[Saved entries]
◇ ◇ ◇ ◇

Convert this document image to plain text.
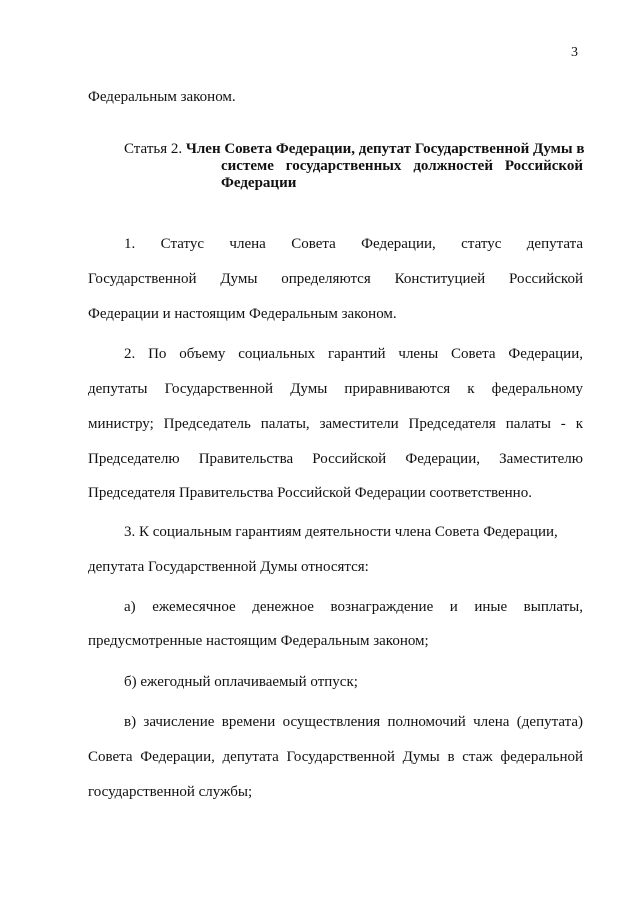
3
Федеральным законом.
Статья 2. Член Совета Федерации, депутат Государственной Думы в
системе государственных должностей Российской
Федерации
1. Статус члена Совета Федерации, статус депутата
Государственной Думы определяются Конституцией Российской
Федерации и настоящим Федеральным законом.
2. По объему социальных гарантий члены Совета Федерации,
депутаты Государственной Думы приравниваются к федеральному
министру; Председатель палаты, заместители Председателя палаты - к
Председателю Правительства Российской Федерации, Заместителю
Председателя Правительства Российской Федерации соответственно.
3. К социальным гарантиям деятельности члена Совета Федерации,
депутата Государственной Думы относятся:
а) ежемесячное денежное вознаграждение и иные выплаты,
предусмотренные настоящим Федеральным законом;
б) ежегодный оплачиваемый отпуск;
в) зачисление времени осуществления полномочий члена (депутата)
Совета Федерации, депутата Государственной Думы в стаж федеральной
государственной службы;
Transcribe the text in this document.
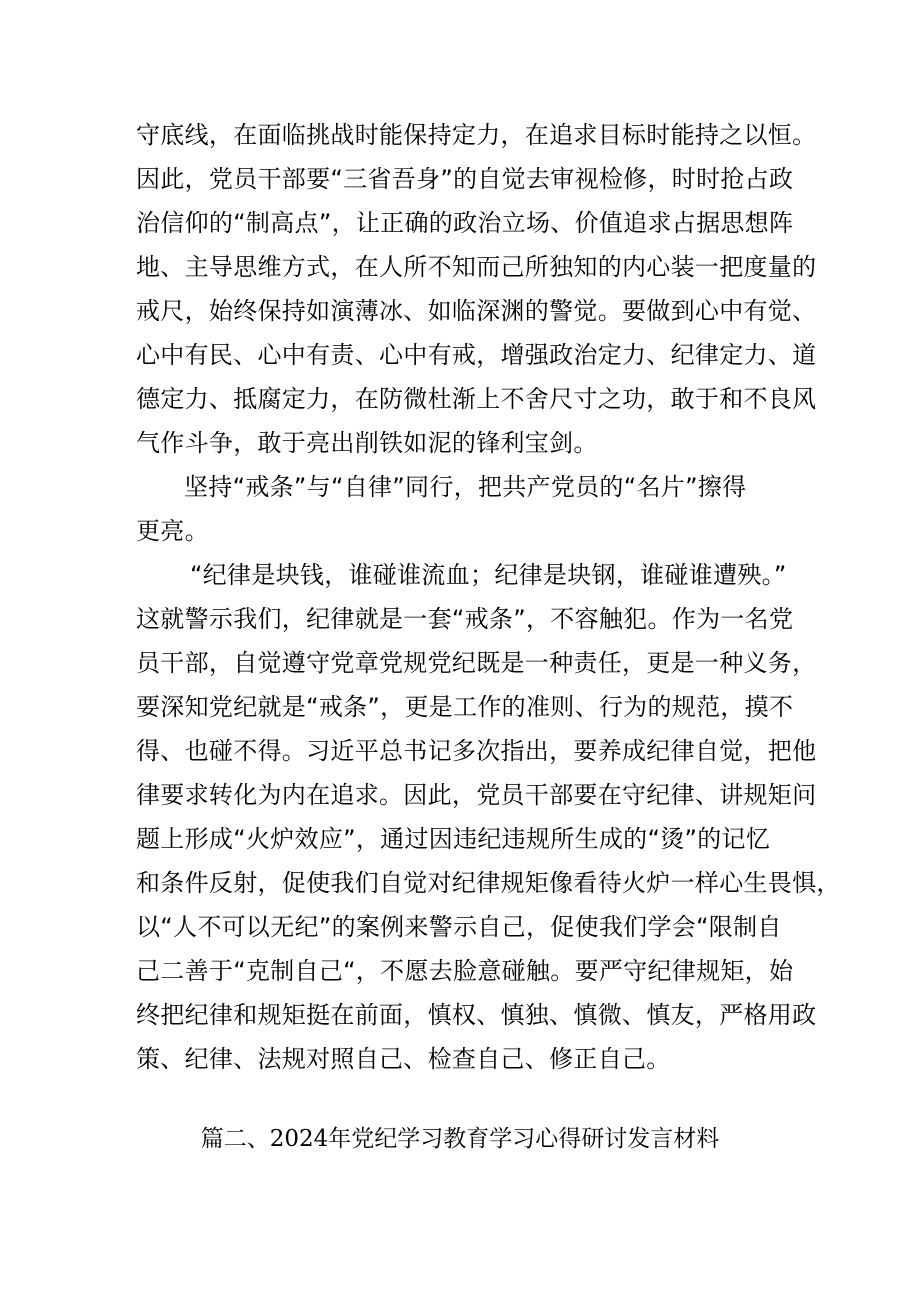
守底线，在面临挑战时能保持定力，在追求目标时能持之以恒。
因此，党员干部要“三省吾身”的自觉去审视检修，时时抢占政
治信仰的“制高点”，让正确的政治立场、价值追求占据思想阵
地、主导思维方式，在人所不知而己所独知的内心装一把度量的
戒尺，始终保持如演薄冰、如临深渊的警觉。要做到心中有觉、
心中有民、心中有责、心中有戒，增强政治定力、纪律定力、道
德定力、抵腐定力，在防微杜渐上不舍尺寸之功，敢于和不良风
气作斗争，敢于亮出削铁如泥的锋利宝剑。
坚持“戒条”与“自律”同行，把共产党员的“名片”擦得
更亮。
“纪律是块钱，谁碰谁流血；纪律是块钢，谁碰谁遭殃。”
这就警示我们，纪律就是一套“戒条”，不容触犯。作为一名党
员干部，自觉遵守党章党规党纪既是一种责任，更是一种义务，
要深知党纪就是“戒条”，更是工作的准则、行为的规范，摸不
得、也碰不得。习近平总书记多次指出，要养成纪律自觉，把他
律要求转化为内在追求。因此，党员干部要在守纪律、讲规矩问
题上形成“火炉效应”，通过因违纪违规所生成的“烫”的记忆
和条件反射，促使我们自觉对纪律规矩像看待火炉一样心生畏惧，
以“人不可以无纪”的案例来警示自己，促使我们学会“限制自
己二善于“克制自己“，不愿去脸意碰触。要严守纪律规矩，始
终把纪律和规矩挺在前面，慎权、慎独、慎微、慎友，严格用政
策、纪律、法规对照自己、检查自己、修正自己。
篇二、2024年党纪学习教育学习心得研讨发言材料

◇ ◇ ◇ ◇

Your task is to return the entries above exactly, with no pictures.

Convert this document image to plain text.
3
Федеральным законом.
Статья 2. Член Совета Федерации, депутат Государственной Думы в
системе государственных должностей Российской
Федерации
1. Статус члена Совета Федерации, статус депутата
Государственной Думы определяются Конституцией Российской
Федерации и настоящим Федеральным законом.
2. По объему социальных гарантий члены Совета Федерации,
депутаты Государственной Думы приравниваются к федеральному
министру; Председатель палаты, заместители Председателя палаты - к
Председателю Правительства Российской Федерации, Заместителю
Председателя Правительства Российской Федерации соответственно.
3. К социальным гарантиям деятельности члена Совета Федерации,
депутата Государственной Думы относятся:
а) ежемесячное денежное вознаграждение и иные выплаты,
предусмотренные настоящим Федеральным законом;
б) ежегодный оплачиваемый отпуск;
в) зачисление времени осуществления полномочий члена (депутата)
Совета Федерации, депутата Государственной Думы в стаж федеральной
государственной службы;
Transcribe the text in this document.
守底线，在面临挑战时能保持定力，在追求目标时能持之以恒。
因此，党员干部要“三省吾身”的自觉去审视检修，时时抢占政
治信仰的“制高点”，让正确的政治立场、价值追求占据思想阵
地、主导思维方式，在人所不知而己所独知的内心装一把度量的
戒尺，始终保持如演薄冰、如临深渊的警觉。要做到心中有觉、
心中有民、心中有责、心中有戒，增强政治定力、纪律定力、道
德定力、抵腐定力，在防微杜渐上不舍尺寸之功，敢于和不良风
气作斗争，敢于亮出削铁如泥的锋利宝剑。
坚持“戒条”与“自律”同行，把共产党员的“名片”擦得
更亮。
“纪律是块钱，谁碰谁流血；纪律是块钢，谁碰谁遭殃。”
这就警示我们，纪律就是一套“戒条”，不容触犯。作为一名党
员干部，自觉遵守党章党规党纪既是一种责任，更是一种义务，
要深知党纪就是“戒条”，更是工作的准则、行为的规范，摸不
得、也碰不得。习近平总书记多次指出，要养成纪律自觉，把他
律要求转化为内在追求。因此，党员干部要在守纪律、讲规矩问
题上形成“火炉效应”，通过因违纪违规所生成的“烫”的记忆
和条件反射，促使我们自觉对纪律规矩像看待火炉一样心生畏惧，
以“人不可以无纪”的案例来警示自己，促使我们学会“限制自
己二善于“克制自己“，不愿去脸意碰触。要严守纪律规矩，始
终把纪律和规矩挺在前面，慎权、慎独、慎微、慎友，严格用政
策、纪律、法规对照自己、检查自己、修正自己。
篇二、2024年党纪学习教育学习心得研讨发言材料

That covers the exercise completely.